YOUR OBJECTIVE. Copy every entry word for word, but skip the pictures.

--- start of EXTRACTED DATA ---

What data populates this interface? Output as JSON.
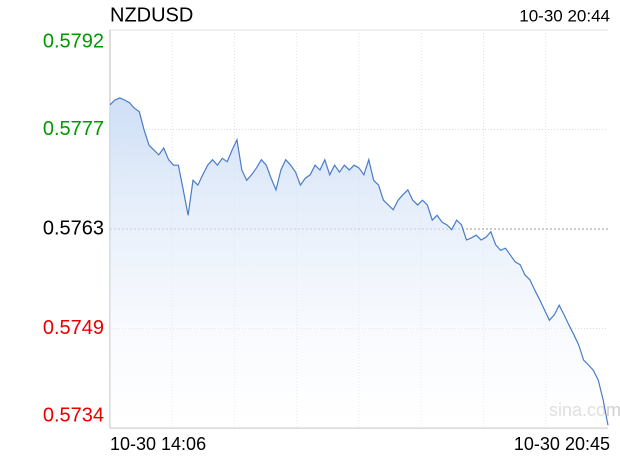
{
  "chart_data": {
    "type": "line",
    "title": "NZDUSD",
    "timestamp": "10-30 20:44",
    "watermark": "sina.com",
    "x_labels": [
      "10-30 14:06",
      "10-30 20:45"
    ],
    "ylim": [
      0.5734,
      0.5792
    ],
    "yticks": [
      0.5734,
      {
        "value": 0.57485,
        "label": "0.5749"
      },
      0.5763,
      {
        "value": 0.57775,
        "label": "0.5777"
      },
      0.5792
    ],
    "up_color": "#009900",
    "down_color": "#e60000",
    "mid_color": "#000000",
    "color": "#4a7cc7",
    "values": [
      0.57811,
      0.57818,
      0.57821,
      0.57818,
      0.57814,
      0.57806,
      0.57801,
      0.57774,
      0.57752,
      0.57745,
      0.57738,
      0.57748,
      0.57731,
      0.57723,
      0.57723,
      0.57687,
      0.5765,
      0.57701,
      0.57694,
      0.57709,
      0.57723,
      0.57731,
      0.57723,
      0.57733,
      0.57728,
      0.57745,
      0.5776,
      0.57716,
      0.57701,
      0.57709,
      0.57719,
      0.57731,
      0.57723,
      0.57704,
      0.57687,
      0.57716,
      0.57731,
      0.57723,
      0.57713,
      0.57694,
      0.57704,
      0.57709,
      0.57723,
      0.57716,
      0.57731,
      0.57709,
      0.57723,
      0.57713,
      0.57723,
      0.57716,
      0.57723,
      0.57719,
      0.57709,
      0.57731,
      0.57701,
      0.57694,
      0.57672,
      0.57665,
      0.57658,
      0.57672,
      0.5768,
      0.57687,
      0.57672,
      0.57665,
      0.57672,
      0.57665,
      0.57643,
      0.5765,
      0.5764,
      0.57636,
      0.57629,
      0.57643,
      0.57636,
      0.57614,
      0.57617,
      0.57621,
      0.57614,
      0.57618,
      0.57626,
      0.57607,
      0.57599,
      0.57602,
      0.57592,
      0.57582,
      0.57578,
      0.57563,
      0.57556,
      0.57541,
      0.57527,
      0.57512,
      0.57497,
      0.57505,
      0.57519,
      0.57505,
      0.5749,
      0.57476,
      0.57461,
      0.57439,
      0.57432,
      0.57424,
      0.5741,
      0.57381,
      0.57344
    ]
  }
}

--- end of EXTRACTED DATA ---

EXERCISE SOLUTION.
What data populates this interface? Output as JSON.
{
  "chart_data": {
    "type": "line",
    "title": "NZDUSD",
    "timestamp": "10-30 20:44",
    "watermark": "sina.com",
    "x_labels": [
      "10-30 14:06",
      "10-30 20:45"
    ],
    "ylim": [
      0.5734,
      0.5792
    ],
    "yticks": [
      0.5734,
      {
        "value": 0.57485,
        "label": "0.5749"
      },
      0.5763,
      {
        "value": 0.57775,
        "label": "0.5777"
      },
      0.5792
    ],
    "up_color": "#009900",
    "down_color": "#e60000",
    "mid_color": "#000000",
    "color": "#4a7cc7",
    "values": [
      0.57811,
      0.57818,
      0.57821,
      0.57818,
      0.57814,
      0.57806,
      0.57801,
      0.57774,
      0.57752,
      0.57745,
      0.57738,
      0.57748,
      0.57731,
      0.57723,
      0.57723,
      0.57687,
      0.5765,
      0.57701,
      0.57694,
      0.57709,
      0.57723,
      0.57731,
      0.57723,
      0.57733,
      0.57728,
      0.57745,
      0.5776,
      0.57716,
      0.57701,
      0.57709,
      0.57719,
      0.57731,
      0.57723,
      0.57704,
      0.57687,
      0.57716,
      0.57731,
      0.57723,
      0.57713,
      0.57694,
      0.57704,
      0.57709,
      0.57723,
      0.57716,
      0.57731,
      0.57709,
      0.57723,
      0.57713,
      0.57723,
      0.57716,
      0.57723,
      0.57719,
      0.57709,
      0.57731,
      0.57701,
      0.57694,
      0.57672,
      0.57665,
      0.57658,
      0.57672,
      0.5768,
      0.57687,
      0.57672,
      0.57665,
      0.57672,
      0.57665,
      0.57643,
      0.5765,
      0.5764,
      0.57636,
      0.57629,
      0.57643,
      0.57636,
      0.57614,
      0.57617,
      0.57621,
      0.57614,
      0.57618,
      0.57626,
      0.57607,
      0.57599,
      0.57602,
      0.57592,
      0.57582,
      0.57578,
      0.57563,
      0.57556,
      0.57541,
      0.57527,
      0.57512,
      0.57497,
      0.57505,
      0.57519,
      0.57505,
      0.5749,
      0.57476,
      0.57461,
      0.57439,
      0.57432,
      0.57424,
      0.5741,
      0.57381,
      0.57344
    ]
  }
}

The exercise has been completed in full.